>> BEGIN Records supplied

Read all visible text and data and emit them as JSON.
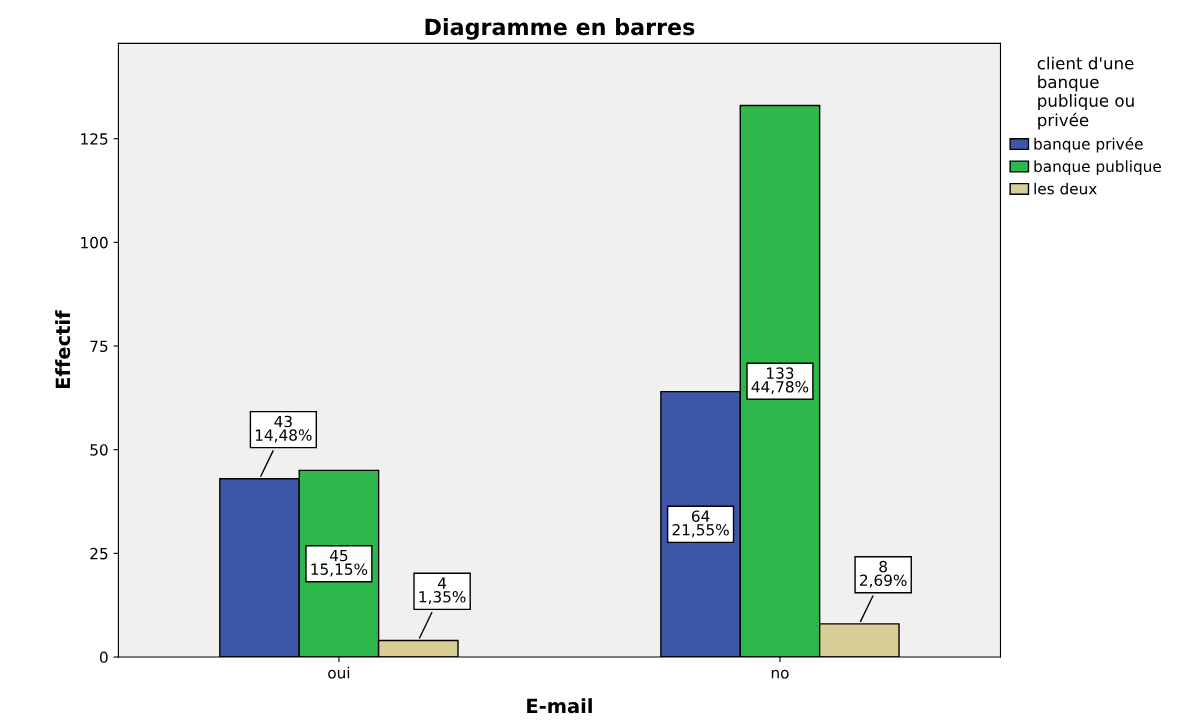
{
  "chart_data": {
    "type": "bar",
    "title": "Diagramme en barres",
    "xlabel": "E-mail",
    "ylabel": "Effectif",
    "legend_title": "client d'une\nbanque\npublique ou\nprivée",
    "categories": [
      "oui",
      "no"
    ],
    "series": [
      {
        "name": "banque privée",
        "color": "#3e56a8",
        "values": [
          43,
          64
        ],
        "value_labels": [
          "43\n14,48%",
          "64\n21,55%"
        ]
      },
      {
        "name": "banque publique",
        "color": "#2eb84c",
        "values": [
          45,
          133
        ],
        "value_labels": [
          "45\n15,15%",
          "133\n44,78%"
        ]
      },
      {
        "name": "les deux",
        "color": "#d7cd95",
        "values": [
          4,
          8
        ],
        "value_labels": [
          "4\n1,35%",
          "8\n2,69%"
        ]
      }
    ],
    "ylim": [
      0,
      148
    ],
    "yticks": [
      0,
      25,
      50,
      75,
      100,
      125
    ],
    "grid": false,
    "legend": "top right"
  }
}
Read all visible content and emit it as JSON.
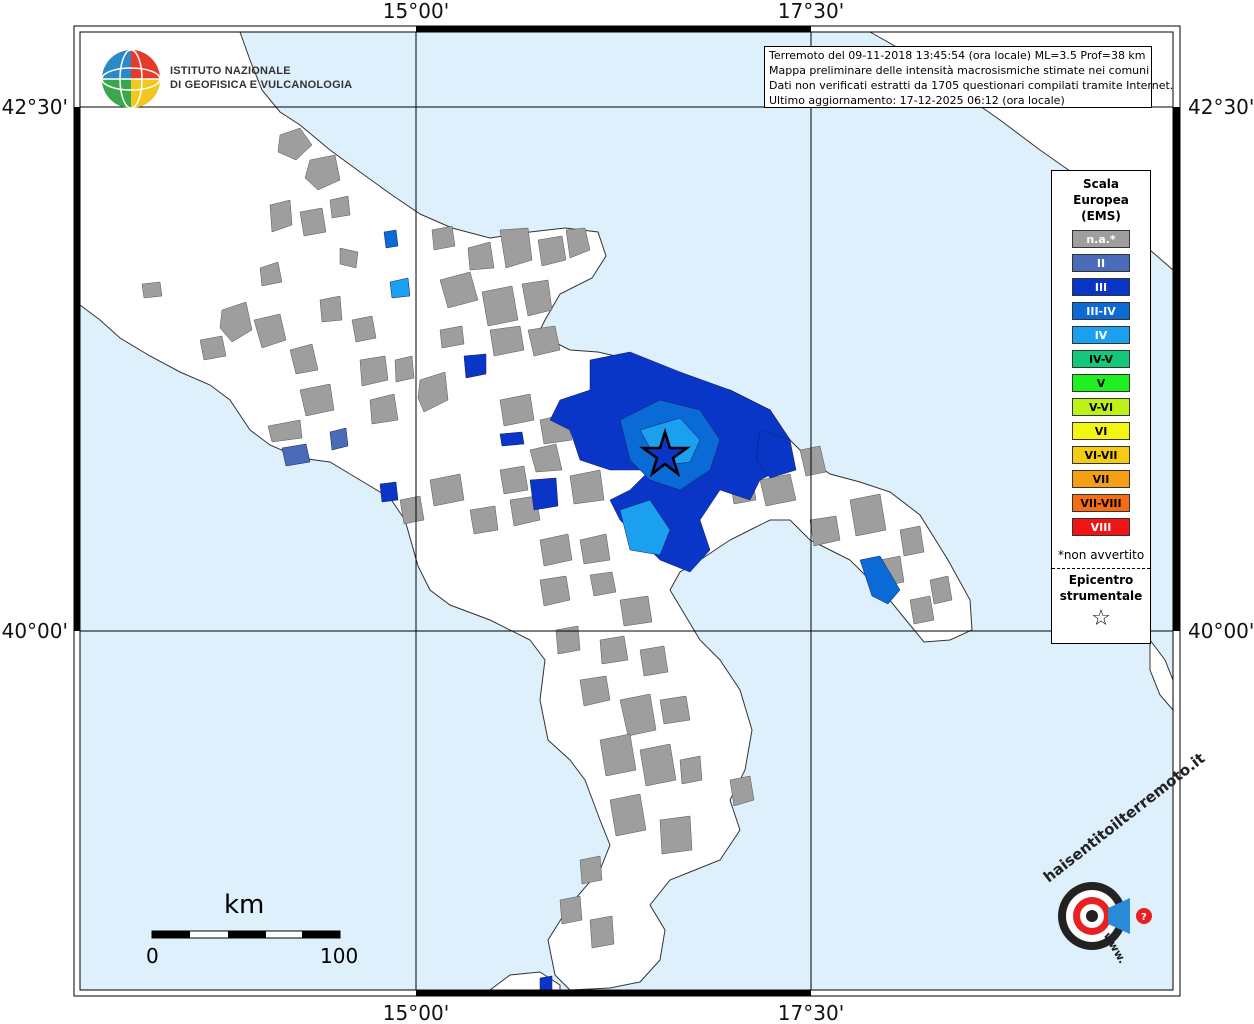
{
  "map": {
    "coords": {
      "lon_top_left": "15°00'",
      "lon_top_right": "17°30'",
      "lon_bottom_left": "15°00'",
      "lon_bottom_right": "17°30'",
      "lat_upper_left": "42°30'",
      "lat_upper_right": "42°30'",
      "lat_lower_left": "40°00'",
      "lat_lower_right": "40°00'"
    },
    "colors": {
      "sea": "#ddf0fc",
      "land": "#ffffff",
      "not_felt": "#9e9e9e",
      "grid": "#000000"
    }
  },
  "logo": {
    "line1": "ISTITUTO NAZIONALE",
    "line2": "DI GEOFISICA E VULCANOLOGIA",
    "icon": "ingv-globe-icon"
  },
  "info": {
    "line1": "Terremoto del 09-11-2018 13:45:54 (ora locale) ML=3.5 Prof=38 km",
    "line2": "Mappa preliminare delle intensità macrosismiche stimate nei comuni",
    "line3": "Dati non verificati estratti da 1705 questionari compilati tramite Internet.",
    "line4": "Ultimo aggiornamento: 17-12-2025 06:12 (ora locale)"
  },
  "legend": {
    "title1": "Scala",
    "title2": "Europea",
    "title3": "(EMS)",
    "items": [
      {
        "label": "n.a.*",
        "color": "#9e9e9e",
        "text_color": "#ffffff"
      },
      {
        "label": "II",
        "color": "#4a6bb8",
        "text_color": "#ffffff"
      },
      {
        "label": "III",
        "color": "#0a36c8",
        "text_color": "#ffffff"
      },
      {
        "label": "III-IV",
        "color": "#0a6ad6",
        "text_color": "#ffffff"
      },
      {
        "label": "IV",
        "color": "#1aa0ee",
        "text_color": "#ffffff"
      },
      {
        "label": "IV-V",
        "color": "#14c87a",
        "text_color": "#000000"
      },
      {
        "label": "V",
        "color": "#20f020",
        "text_color": "#000000"
      },
      {
        "label": "V-VI",
        "color": "#bef01a",
        "text_color": "#000000"
      },
      {
        "label": "VI",
        "color": "#f5f514",
        "text_color": "#000000"
      },
      {
        "label": "VI-VII",
        "color": "#f5cc14",
        "text_color": "#000000"
      },
      {
        "label": "VII",
        "color": "#f5a014",
        "text_color": "#000000"
      },
      {
        "label": "VII-VIII",
        "color": "#f56e14",
        "text_color": "#000000"
      },
      {
        "label": "VIII",
        "color": "#f01414",
        "text_color": "#ffffff"
      }
    ],
    "note": "*non avvertito",
    "epi1": "Epicentro",
    "epi2": "strumentale",
    "epi_symbol": "☆"
  },
  "scale_bar": {
    "unit": "km",
    "start": "0",
    "end": "100"
  },
  "branding": {
    "name": "haisentitoilterremoto.it",
    "url": "www.",
    "icon": "target-megaphone-icon"
  }
}
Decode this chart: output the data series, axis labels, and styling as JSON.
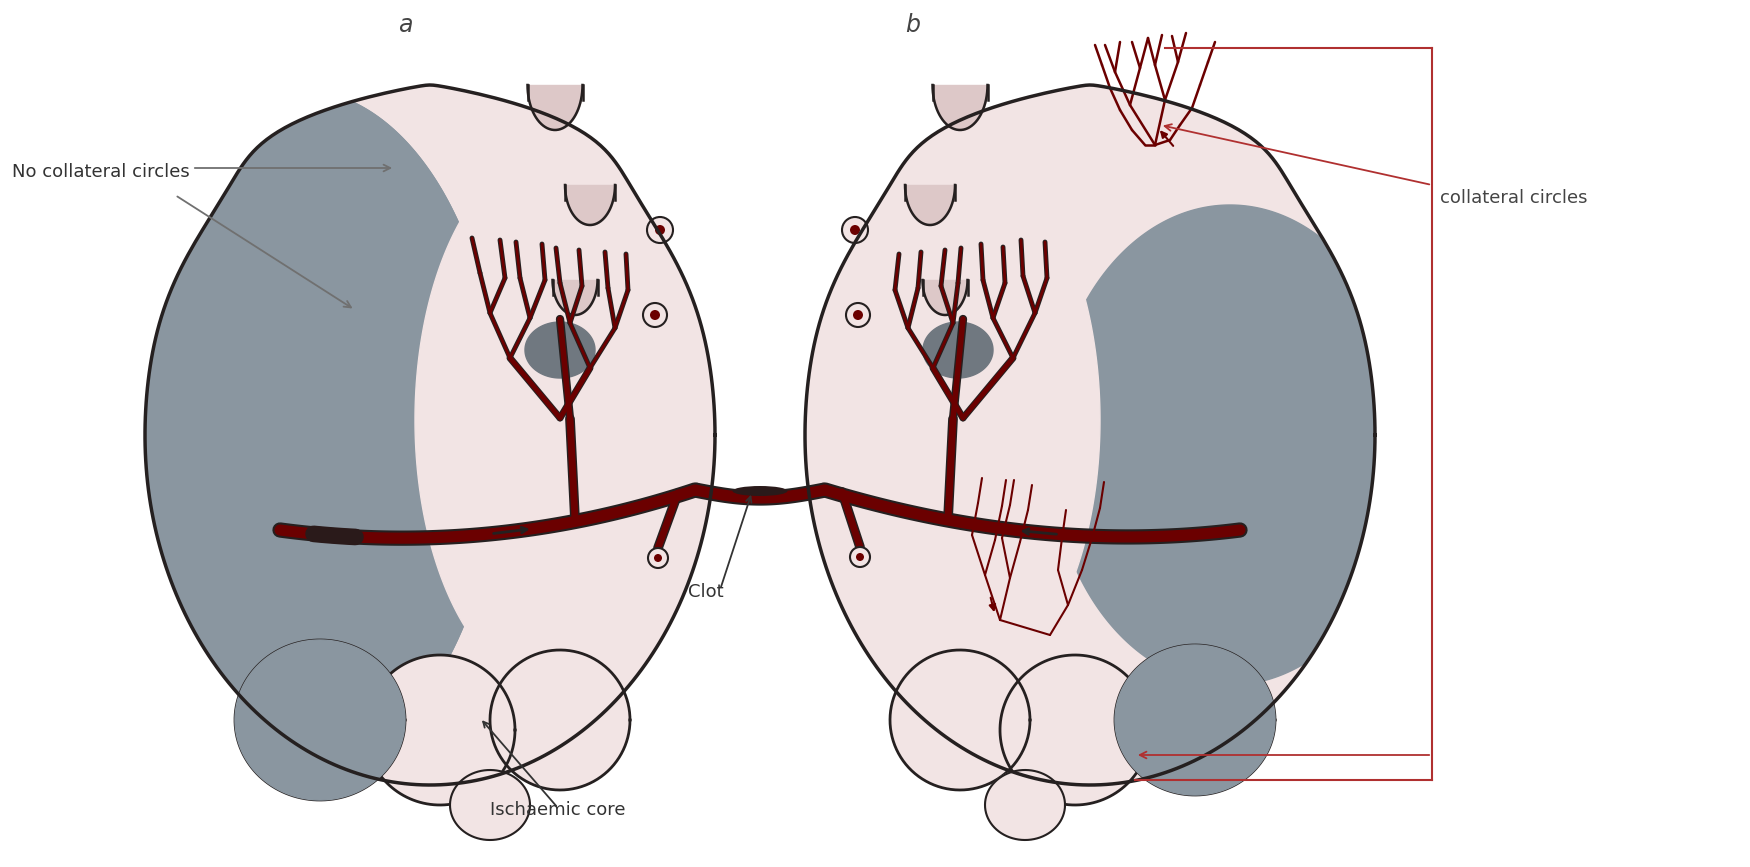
{
  "bg_color": "#ffffff",
  "label_a": "a",
  "label_b": "b",
  "label_no_collateral": "No collateral circles",
  "label_collateral": "collateral circles",
  "label_clot": "Clot",
  "label_ischaemic": "Ischaemic core",
  "brain_pink_light": "#f2e4e4",
  "brain_pink_mid": "#e8d0d0",
  "brain_pink_inner": "#eedcdc",
  "brain_gray": "#8a96a0",
  "brain_gray_dark": "#707880",
  "brain_gyri_fill": "#ddc8c8",
  "dark_outline": "#252020",
  "vessel_dark": "#6b0000",
  "vessel_red": "#cc1111",
  "arrow_gray": "#707070",
  "box_red": "#b03030",
  "clot_color": "#2a1a1a"
}
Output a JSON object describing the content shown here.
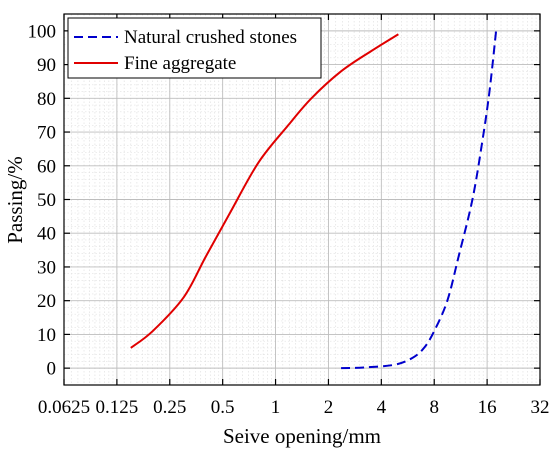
{
  "chart_data": {
    "type": "line",
    "xlabel": "Seive opening/mm",
    "ylabel": "Passing/%",
    "xscale": "log2",
    "xlim": [
      0.0625,
      32
    ],
    "ylim": [
      -5,
      105
    ],
    "x_ticks": [
      0.0625,
      0.125,
      0.25,
      0.5,
      1,
      2,
      4,
      8,
      16,
      32
    ],
    "x_tick_labels": [
      "0.0625",
      "0.125",
      "0.25",
      "0.5",
      "1",
      "2",
      "4",
      "8",
      "16",
      "32"
    ],
    "y_ticks": [
      0,
      10,
      20,
      30,
      40,
      50,
      60,
      70,
      80,
      90,
      100
    ],
    "y_tick_labels": [
      "0",
      "10",
      "20",
      "30",
      "40",
      "50",
      "60",
      "70",
      "80",
      "90",
      "100"
    ],
    "grid": true,
    "legend_position": "top-left",
    "series": [
      {
        "name": "Natural crushed stones",
        "color": "#0000cc",
        "dash": "dashed",
        "points": [
          [
            2.36,
            0
          ],
          [
            3.2,
            0.2
          ],
          [
            4.75,
            1
          ],
          [
            6.0,
            3
          ],
          [
            7.0,
            6
          ],
          [
            8.0,
            11
          ],
          [
            9.5,
            20
          ],
          [
            11.0,
            33
          ],
          [
            13.2,
            50
          ],
          [
            15.0,
            67
          ],
          [
            16.5,
            82
          ],
          [
            18.0,
            100
          ]
        ]
      },
      {
        "name": "Fine aggregate",
        "color": "#e00000",
        "dash": "solid",
        "points": [
          [
            0.15,
            6
          ],
          [
            0.2,
            11
          ],
          [
            0.3,
            21
          ],
          [
            0.4,
            33
          ],
          [
            0.55,
            46
          ],
          [
            0.8,
            61
          ],
          [
            1.18,
            72
          ],
          [
            1.6,
            80
          ],
          [
            2.36,
            88
          ],
          [
            3.5,
            94
          ],
          [
            5.0,
            99
          ]
        ]
      }
    ]
  }
}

>> END Records supplied

The task: Your task is to repeat the material above exactly, without its pictures.

Right answer:
Read all visible text and data and emit them as JSON.
{
  "chart_data": {
    "type": "bar",
    "title": "Diagramme en barres",
    "xlabel": "E-mail",
    "ylabel": "Effectif",
    "legend_title": "client d'une\nbanque\npublique ou\nprivée",
    "categories": [
      "oui",
      "no"
    ],
    "series": [
      {
        "name": "banque privée",
        "color": "#3e56a8",
        "values": [
          43,
          64
        ],
        "value_labels": [
          "43\n14,48%",
          "64\n21,55%"
        ]
      },
      {
        "name": "banque publique",
        "color": "#2eb84c",
        "values": [
          45,
          133
        ],
        "value_labels": [
          "45\n15,15%",
          "133\n44,78%"
        ]
      },
      {
        "name": "les deux",
        "color": "#d7cd95",
        "values": [
          4,
          8
        ],
        "value_labels": [
          "4\n1,35%",
          "8\n2,69%"
        ]
      }
    ],
    "ylim": [
      0,
      148
    ],
    "yticks": [
      0,
      25,
      50,
      75,
      100,
      125
    ],
    "grid": false,
    "legend": "top right"
  }
}
Read all visible content and emit it as JSON.
{
  "map": {
    "coords": {
      "lon_top_left": "15°00'",
      "lon_top_right": "17°30'",
      "lon_bottom_left": "15°00'",
      "lon_bottom_right": "17°30'",
      "lat_upper_left": "42°30'",
      "lat_upper_right": "42°30'",
      "lat_lower_left": "40°00'",
      "lat_lower_right": "40°00'"
    },
    "colors": {
      "sea": "#ddf0fc",
      "land": "#ffffff",
      "not_felt": "#9e9e9e",
      "grid": "#000000"
    }
  },
  "logo": {
    "line1": "ISTITUTO NAZIONALE",
    "line2": "DI GEOFISICA E VULCANOLOGIA",
    "icon": "ingv-globe-icon"
  },
  "info": {
    "line1": "Terremoto del 09-11-2018 13:45:54 (ora locale) ML=3.5 Prof=38 km",
    "line2": "Mappa preliminare delle intensità macrosismiche stimate nei comuni",
    "line3": "Dati non verificati estratti da 1705 questionari compilati tramite Internet.",
    "line4": "Ultimo aggiornamento: 17-12-2025 06:12 (ora locale)"
  },
  "legend": {
    "title1": "Scala",
    "title2": "Europea",
    "title3": "(EMS)",
    "items": [
      {
        "label": "n.a.*",
        "color": "#9e9e9e",
        "text_color": "#ffffff"
      },
      {
        "label": "II",
        "color": "#4a6bb8",
        "text_color": "#ffffff"
      },
      {
        "label": "III",
        "color": "#0a36c8",
        "text_color": "#ffffff"
      },
      {
        "label": "III-IV",
        "color": "#0a6ad6",
        "text_color": "#ffffff"
      },
      {
        "label": "IV",
        "color": "#1aa0ee",
        "text_color": "#ffffff"
      },
      {
        "label": "IV-V",
        "color": "#14c87a",
        "text_color": "#000000"
      },
      {
        "label": "V",
        "color": "#20f020",
        "text_color": "#000000"
      },
      {
        "label": "V-VI",
        "color": "#bef01a",
        "text_color": "#000000"
      },
      {
        "label": "VI",
        "color": "#f5f514",
        "text_color": "#000000"
      },
      {
        "label": "VI-VII",
        "color": "#f5cc14",
        "text_color": "#000000"
      },
      {
        "label": "VII",
        "color": "#f5a014",
        "text_color": "#000000"
      },
      {
        "label": "VII-VIII",
        "color": "#f56e14",
        "text_color": "#000000"
      },
      {
        "label": "VIII",
        "color": "#f01414",
        "text_color": "#ffffff"
      }
    ],
    "note": "*non avvertito",
    "epi1": "Epicentro",
    "epi2": "strumentale",
    "epi_symbol": "☆"
  },
  "scale_bar": {
    "unit": "km",
    "start": "0",
    "end": "100"
  },
  "branding": {
    "name": "haisentitoilterremoto.it",
    "url": "www.",
    "icon": "target-megaphone-icon"
  }
}
Decode this chart: output the data series, axis labels, and styling as JSON.
{
  "bg_color": "#ffffff",
  "label_a": "a",
  "label_b": "b",
  "label_no_collateral": "No collateral circles",
  "label_collateral": "collateral circles",
  "label_clot": "Clot",
  "label_ischaemic": "Ischaemic core",
  "brain_pink_light": "#f2e4e4",
  "brain_pink_mid": "#e8d0d0",
  "brain_pink_inner": "#eedcdc",
  "brain_gray": "#8a96a0",
  "brain_gray_dark": "#707880",
  "brain_gyri_fill": "#ddc8c8",
  "dark_outline": "#252020",
  "vessel_dark": "#6b0000",
  "vessel_red": "#cc1111",
  "arrow_gray": "#707070",
  "box_red": "#b03030",
  "clot_color": "#2a1a1a"
}
Output a JSON object describing the content shown here.
{
  "chart_data": {
    "type": "line",
    "xlabel": "Seive opening/mm",
    "ylabel": "Passing/%",
    "xscale": "log2",
    "xlim": [
      0.0625,
      32
    ],
    "ylim": [
      -5,
      105
    ],
    "x_ticks": [
      0.0625,
      0.125,
      0.25,
      0.5,
      1,
      2,
      4,
      8,
      16,
      32
    ],
    "x_tick_labels": [
      "0.0625",
      "0.125",
      "0.25",
      "0.5",
      "1",
      "2",
      "4",
      "8",
      "16",
      "32"
    ],
    "y_ticks": [
      0,
      10,
      20,
      30,
      40,
      50,
      60,
      70,
      80,
      90,
      100
    ],
    "y_tick_labels": [
      "0",
      "10",
      "20",
      "30",
      "40",
      "50",
      "60",
      "70",
      "80",
      "90",
      "100"
    ],
    "grid": true,
    "legend_position": "top-left",
    "series": [
      {
        "name": "Natural crushed stones",
        "color": "#0000cc",
        "dash": "dashed",
        "points": [
          [
            2.36,
            0
          ],
          [
            3.2,
            0.2
          ],
          [
            4.75,
            1
          ],
          [
            6.0,
            3
          ],
          [
            7.0,
            6
          ],
          [
            8.0,
            11
          ],
          [
            9.5,
            20
          ],
          [
            11.0,
            33
          ],
          [
            13.2,
            50
          ],
          [
            15.0,
            67
          ],
          [
            16.5,
            82
          ],
          [
            18.0,
            100
          ]
        ]
      },
      {
        "name": "Fine aggregate",
        "color": "#e00000",
        "dash": "solid",
        "points": [
          [
            0.15,
            6
          ],
          [
            0.2,
            11
          ],
          [
            0.3,
            21
          ],
          [
            0.4,
            33
          ],
          [
            0.55,
            46
          ],
          [
            0.8,
            61
          ],
          [
            1.18,
            72
          ],
          [
            1.6,
            80
          ],
          [
            2.36,
            88
          ],
          [
            3.5,
            94
          ],
          [
            5.0,
            99
          ]
        ]
      }
    ]
  }
}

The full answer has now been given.